- [Instrucciones de la tarea]:
Continúa el texto de más abajo sobre el libro Utopías e ilusiones naturales a partir de su última frase.

- [Texto de origen]:
_ _ _ _ _

Utopías e ilusiones naturales. Aproximaciones a un clásico (I)

Fuentes: Rebelión

        Apuntemos esta definición que ya debe haberse formulado. Un clásico es un libro que al leerlo uno sabe y siente que va a releerlo una y otra vez, cuantas veces pueda. Y no sólo él, sino otros muchos, incluyendo lectores de futuras generaciones. Si es así, y parece muy razonable que […]

 

 

 

 

Apuntemos esta definición que ya debe haberse formulado. Un clásico es un libro que al leerlo uno sabe y siente que va a releerlo una y otra vez, cuantas veces pueda. Y no sólo él, sino otros muchos, incluyendo lectores de futuras generaciones.

Si es así, y parece muy razonable que sea así, entonces Utopías e ilusiones naturales, el último libro de Francisco Fernández Buey (FFB) -editado por El Viejo Topo, Barcelona, 2007- va a ser un clásico de la historia de las ideas, de la filosofía política, de la filosofía sin adjetivos

Veamos la obertura y los compases finales de la obra. Fernández Buey abre su historia con una cita del Zibaldone di pensieri, un conjunto de anotaciones escritas por Giocamo Leopardi entre 1817 y 1832. El magnífico paso seleccionado es el siguiente:

El placer más sólido de esta vida es el vano placer de las ilusiones. Considero las ilusiones como algo en cierto modo real teniendo en cuenta que son ingredientes esenciales del sistema de la naturaleza humana, otorgadas por la Naturaleza a todos y cada uno de los seres humanos; de manera que no es lícito entenderlas como sueño particular sino como propias del ser humano y queridas por la Naturaleza. Sin las ilusiones nuestra vida sería la más mísera y bárbara de las cosas.

_ _ _ _ _

- [Material mostrado]:
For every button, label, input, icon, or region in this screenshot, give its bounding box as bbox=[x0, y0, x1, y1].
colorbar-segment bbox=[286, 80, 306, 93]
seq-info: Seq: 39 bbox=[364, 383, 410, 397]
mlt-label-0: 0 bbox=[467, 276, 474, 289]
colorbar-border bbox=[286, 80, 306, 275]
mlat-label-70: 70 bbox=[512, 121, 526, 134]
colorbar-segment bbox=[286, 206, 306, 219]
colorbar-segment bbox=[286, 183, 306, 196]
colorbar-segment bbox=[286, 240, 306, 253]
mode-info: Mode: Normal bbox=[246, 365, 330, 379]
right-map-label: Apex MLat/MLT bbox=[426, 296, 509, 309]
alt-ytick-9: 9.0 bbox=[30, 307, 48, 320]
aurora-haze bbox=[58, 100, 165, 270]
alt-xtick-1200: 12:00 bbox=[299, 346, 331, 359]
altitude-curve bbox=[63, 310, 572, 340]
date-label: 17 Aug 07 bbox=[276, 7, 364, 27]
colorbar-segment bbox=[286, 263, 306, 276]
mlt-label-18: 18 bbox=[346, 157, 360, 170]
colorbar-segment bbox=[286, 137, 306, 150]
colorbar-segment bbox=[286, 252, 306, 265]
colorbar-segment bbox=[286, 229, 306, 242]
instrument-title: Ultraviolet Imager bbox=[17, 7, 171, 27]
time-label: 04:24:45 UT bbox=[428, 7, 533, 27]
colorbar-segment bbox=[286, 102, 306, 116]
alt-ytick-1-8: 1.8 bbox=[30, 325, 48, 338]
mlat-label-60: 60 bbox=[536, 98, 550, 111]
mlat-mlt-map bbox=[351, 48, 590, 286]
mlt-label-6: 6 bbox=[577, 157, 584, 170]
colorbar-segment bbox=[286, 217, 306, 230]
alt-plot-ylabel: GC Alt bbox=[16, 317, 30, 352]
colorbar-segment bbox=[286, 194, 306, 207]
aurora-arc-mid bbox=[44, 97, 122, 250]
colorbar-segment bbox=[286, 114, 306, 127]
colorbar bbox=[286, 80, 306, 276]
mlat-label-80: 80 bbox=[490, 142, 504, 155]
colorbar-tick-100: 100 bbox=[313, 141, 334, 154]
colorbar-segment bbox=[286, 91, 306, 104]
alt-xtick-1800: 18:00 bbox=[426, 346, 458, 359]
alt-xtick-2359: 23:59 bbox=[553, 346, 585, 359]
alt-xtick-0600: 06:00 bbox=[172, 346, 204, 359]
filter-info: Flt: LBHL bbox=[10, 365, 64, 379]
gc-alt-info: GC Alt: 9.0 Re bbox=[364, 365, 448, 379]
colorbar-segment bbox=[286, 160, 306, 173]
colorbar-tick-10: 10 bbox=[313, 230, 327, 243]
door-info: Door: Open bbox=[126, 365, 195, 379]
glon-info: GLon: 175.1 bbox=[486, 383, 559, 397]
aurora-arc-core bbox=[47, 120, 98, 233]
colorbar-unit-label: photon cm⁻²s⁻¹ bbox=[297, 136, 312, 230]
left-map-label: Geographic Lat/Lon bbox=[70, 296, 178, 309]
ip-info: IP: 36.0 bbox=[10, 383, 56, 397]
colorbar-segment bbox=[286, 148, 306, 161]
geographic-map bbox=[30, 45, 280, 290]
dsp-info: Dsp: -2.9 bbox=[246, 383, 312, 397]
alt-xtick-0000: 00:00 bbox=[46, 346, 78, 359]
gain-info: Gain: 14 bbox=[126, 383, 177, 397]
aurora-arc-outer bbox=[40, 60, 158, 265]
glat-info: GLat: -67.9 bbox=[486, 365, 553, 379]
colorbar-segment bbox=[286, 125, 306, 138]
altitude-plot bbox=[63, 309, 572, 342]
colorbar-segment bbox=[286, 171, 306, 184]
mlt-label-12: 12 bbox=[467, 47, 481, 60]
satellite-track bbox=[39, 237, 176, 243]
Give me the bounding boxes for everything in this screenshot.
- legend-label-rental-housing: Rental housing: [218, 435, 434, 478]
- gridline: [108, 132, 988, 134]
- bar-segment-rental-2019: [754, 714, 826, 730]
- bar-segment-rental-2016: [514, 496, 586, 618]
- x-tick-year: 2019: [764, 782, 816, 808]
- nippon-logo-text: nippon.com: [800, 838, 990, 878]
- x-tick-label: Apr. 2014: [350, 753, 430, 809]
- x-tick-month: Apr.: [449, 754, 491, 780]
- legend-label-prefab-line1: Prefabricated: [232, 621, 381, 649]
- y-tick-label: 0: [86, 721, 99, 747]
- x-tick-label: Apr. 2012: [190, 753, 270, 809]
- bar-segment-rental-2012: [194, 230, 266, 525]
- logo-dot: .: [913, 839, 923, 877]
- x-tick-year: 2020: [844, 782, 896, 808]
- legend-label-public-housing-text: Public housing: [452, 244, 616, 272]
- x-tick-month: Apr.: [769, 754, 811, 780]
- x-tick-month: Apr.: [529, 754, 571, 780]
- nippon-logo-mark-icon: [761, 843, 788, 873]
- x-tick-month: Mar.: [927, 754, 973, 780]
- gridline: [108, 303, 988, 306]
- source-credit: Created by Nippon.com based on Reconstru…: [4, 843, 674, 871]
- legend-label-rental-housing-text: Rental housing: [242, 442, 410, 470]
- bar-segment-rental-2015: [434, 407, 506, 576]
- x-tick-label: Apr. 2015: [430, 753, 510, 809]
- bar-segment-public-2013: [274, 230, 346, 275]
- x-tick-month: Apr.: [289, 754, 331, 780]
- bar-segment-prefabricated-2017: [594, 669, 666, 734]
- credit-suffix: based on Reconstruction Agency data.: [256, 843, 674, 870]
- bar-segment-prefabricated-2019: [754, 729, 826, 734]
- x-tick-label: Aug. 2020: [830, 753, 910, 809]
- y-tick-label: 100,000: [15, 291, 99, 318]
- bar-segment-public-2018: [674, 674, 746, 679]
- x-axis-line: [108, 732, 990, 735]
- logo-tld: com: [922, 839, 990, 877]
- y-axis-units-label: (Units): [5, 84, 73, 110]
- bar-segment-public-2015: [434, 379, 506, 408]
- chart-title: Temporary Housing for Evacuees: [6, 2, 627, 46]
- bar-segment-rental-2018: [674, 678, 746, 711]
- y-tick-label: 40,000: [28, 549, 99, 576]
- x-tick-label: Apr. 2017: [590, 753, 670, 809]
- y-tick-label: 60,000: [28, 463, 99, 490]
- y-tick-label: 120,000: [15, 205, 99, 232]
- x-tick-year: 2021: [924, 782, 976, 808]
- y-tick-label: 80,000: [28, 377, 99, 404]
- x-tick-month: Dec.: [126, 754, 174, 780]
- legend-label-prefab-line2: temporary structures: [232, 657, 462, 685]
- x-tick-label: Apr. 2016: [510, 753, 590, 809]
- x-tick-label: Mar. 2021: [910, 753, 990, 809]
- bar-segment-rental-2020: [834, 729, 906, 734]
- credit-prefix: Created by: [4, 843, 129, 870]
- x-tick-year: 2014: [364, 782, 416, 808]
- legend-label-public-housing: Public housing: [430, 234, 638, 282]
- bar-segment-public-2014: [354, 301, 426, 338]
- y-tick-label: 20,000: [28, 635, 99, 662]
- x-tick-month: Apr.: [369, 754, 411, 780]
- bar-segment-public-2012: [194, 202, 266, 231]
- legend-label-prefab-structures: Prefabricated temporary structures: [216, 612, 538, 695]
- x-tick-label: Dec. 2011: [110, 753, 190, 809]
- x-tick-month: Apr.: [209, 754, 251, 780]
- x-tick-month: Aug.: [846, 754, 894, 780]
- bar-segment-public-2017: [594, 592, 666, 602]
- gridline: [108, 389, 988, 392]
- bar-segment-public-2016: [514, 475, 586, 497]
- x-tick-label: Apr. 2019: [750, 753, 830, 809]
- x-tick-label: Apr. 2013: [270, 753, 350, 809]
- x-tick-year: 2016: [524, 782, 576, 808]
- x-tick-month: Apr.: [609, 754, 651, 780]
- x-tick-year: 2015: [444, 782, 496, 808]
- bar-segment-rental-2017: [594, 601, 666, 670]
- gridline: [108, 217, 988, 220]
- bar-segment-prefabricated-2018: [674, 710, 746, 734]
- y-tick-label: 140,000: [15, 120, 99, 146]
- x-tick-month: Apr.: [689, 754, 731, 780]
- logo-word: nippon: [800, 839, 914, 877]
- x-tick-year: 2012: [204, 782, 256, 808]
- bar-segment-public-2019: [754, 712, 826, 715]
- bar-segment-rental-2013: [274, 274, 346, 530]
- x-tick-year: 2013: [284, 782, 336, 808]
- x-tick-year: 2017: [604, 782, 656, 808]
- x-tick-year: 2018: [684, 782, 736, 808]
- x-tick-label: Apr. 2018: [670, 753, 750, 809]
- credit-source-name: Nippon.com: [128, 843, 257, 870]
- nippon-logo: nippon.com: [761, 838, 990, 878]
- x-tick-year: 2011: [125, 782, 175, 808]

_ _ _ _ _

- [Respuesta escrita]:
Parece un absurdo, pero es exactamente verdadero que, siento todo lo real una nada, no hay cosa más real ni sustancial en el mundo que las ilusiones.

 

A cada uno y a todos los seres humanos sin ser lícito entenderlas como sueño particular sino como propias de la Humanidad, queridas además por una Naturaleza afable. De estas ilusiones naturales, humanas, sin ser demasiado humanas, reales y sustanciales como la vida misma de los hombres y mujeres, va la historia narrada y argumentada por Fernández Buey.

El cierre de Utopías. La hermosa página final, la posterior al índice, informa en catalán y castellano que el libro se ha compuesto en Barcelona con la fuente Pradell, diseñada por Andreu Balius a partir de los tipos del punzonista catalán Eudald Pradell (1721-1788), y reproduce una invocación árabe escrita en los libros antiguos para su protección de los insectos: «Oh, Kubéjkag, salva mi libro de las termitas». No hay riesgo esta vez: según las últimas noticias las termitas están a favor del lado bueno de la historia. Y este es el lado sin duda.

El objeto-libro de Fernández Buey es, además, un producto hermoso, muy cuidado, con una excelente portada diseñada por Miguel R. Cabot a partir de las tablas de Urbino, Baltimore y Berlín de La città ideale, y una composición, sin notas inabarcables o que interrumpan la lectura, sino anexas, casi pegadas al texto central, en la que el trabajo de Neus Porta ha sido decisivo, excelente, laborioso y paciente. Fernández Buey lo agradece así: «Doy las gracias a Neus Porta por la composición de este libro».

En la Introducción de Utopías, FFB señala que la cultura europea moderna, desde Thomas More a Ernst Bloch y desde Karl Marx a Herbert Marcuse, pasando por Charles Fourier y William Morris, ha usado «utopía» en acepciones tan diferentes que no resulta fácil a estas alturas llegar a una definición unívoca del término. Dialogando con J. C. Davis, FFB señala que es conveniente diferenciar la utopía, propiamente dicha, la que tiene su origen en More, «de otros «sueños», anhelos, deseos o aspiraciones a una comunidad mejor de individuos, como lo han sido la tradición arcádica, la noción de Cucaña en la Edad Media, la República Moral Perfecta (vinculada al rearme moral en distintas épocas) o lo que llamamos milenarismo«.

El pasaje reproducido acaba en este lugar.